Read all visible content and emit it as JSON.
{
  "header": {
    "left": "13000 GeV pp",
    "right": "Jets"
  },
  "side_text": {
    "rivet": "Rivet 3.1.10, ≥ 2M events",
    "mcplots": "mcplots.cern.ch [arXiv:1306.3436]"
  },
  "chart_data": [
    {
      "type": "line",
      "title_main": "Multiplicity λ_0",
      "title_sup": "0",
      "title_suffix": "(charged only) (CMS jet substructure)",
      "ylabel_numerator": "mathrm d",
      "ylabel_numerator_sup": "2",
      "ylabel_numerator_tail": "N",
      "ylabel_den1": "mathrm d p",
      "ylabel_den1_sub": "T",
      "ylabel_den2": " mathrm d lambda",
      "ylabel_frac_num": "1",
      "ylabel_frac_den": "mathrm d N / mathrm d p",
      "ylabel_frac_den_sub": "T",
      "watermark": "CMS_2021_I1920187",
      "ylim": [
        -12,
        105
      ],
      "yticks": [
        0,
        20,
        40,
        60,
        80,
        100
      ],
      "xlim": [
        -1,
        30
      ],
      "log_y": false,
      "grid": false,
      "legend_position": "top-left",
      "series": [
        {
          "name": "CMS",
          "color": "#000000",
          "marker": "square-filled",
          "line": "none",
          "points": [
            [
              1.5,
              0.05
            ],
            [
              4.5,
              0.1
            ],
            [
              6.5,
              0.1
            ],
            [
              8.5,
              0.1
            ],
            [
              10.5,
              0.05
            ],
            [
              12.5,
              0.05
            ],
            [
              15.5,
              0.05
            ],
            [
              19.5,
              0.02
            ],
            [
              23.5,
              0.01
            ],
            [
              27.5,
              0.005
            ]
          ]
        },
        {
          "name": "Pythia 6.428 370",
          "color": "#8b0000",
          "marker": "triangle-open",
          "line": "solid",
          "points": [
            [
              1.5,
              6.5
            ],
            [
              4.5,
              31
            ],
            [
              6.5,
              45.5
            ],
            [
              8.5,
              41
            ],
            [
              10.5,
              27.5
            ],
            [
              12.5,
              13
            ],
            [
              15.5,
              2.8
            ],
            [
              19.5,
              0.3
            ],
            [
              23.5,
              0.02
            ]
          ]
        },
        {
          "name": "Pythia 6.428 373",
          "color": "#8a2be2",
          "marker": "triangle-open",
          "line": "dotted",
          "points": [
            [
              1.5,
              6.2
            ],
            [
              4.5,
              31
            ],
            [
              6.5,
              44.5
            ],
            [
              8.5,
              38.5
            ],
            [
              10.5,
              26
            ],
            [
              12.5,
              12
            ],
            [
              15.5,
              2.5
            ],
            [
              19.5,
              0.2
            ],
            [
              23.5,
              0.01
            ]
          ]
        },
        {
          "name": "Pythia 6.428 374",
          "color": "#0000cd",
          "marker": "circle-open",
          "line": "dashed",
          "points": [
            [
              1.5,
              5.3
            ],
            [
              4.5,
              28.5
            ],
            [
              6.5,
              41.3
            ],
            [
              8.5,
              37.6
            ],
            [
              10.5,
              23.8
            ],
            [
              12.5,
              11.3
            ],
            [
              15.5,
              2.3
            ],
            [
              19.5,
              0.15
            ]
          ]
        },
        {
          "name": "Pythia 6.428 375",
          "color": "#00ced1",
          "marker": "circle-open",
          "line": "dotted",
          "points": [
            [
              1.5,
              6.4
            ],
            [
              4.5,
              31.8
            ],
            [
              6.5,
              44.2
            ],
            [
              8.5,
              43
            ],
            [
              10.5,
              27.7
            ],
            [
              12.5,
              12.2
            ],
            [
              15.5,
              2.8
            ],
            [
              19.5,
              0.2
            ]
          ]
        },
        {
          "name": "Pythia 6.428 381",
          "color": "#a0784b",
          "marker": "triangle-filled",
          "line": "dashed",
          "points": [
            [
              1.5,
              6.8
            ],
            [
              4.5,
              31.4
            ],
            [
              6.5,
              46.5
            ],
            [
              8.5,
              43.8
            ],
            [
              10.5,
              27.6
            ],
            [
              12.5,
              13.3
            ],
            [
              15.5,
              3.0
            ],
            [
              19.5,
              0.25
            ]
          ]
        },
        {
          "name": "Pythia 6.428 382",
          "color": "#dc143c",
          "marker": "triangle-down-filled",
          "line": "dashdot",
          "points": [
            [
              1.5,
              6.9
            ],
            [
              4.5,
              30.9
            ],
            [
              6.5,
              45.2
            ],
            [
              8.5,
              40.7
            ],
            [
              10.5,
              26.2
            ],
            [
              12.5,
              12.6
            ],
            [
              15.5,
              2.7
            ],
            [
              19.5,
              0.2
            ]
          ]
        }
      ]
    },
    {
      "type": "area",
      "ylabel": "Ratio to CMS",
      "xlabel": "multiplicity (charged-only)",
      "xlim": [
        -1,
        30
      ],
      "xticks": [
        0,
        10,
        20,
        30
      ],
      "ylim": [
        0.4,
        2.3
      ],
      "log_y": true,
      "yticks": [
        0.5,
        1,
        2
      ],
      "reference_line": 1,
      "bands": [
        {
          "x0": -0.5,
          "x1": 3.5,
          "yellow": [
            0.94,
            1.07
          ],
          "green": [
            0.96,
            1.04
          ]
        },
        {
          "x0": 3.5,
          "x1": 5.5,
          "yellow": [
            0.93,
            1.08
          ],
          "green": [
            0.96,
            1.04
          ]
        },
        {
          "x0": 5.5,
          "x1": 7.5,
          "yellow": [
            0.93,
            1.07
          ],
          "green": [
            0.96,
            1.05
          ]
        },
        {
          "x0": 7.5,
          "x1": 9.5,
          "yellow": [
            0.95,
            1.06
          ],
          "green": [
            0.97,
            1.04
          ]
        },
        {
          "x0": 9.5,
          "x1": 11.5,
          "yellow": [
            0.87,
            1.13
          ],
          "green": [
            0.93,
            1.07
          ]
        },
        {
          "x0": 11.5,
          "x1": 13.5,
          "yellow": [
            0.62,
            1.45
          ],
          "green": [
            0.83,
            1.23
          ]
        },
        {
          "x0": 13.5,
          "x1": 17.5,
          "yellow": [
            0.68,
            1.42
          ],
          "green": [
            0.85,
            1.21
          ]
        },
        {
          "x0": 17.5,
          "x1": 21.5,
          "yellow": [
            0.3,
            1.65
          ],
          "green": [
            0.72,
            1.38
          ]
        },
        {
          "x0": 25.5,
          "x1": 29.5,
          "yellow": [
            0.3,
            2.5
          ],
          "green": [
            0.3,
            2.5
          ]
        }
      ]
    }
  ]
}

# # # # # # #

» **Task directions**: Copy out every line with the word "charged".

» **Solution to the problem**:
      "title_suffix": "(charged only) (CMS jet substructure)",
      "xlabel": "multiplicity (charged-only)",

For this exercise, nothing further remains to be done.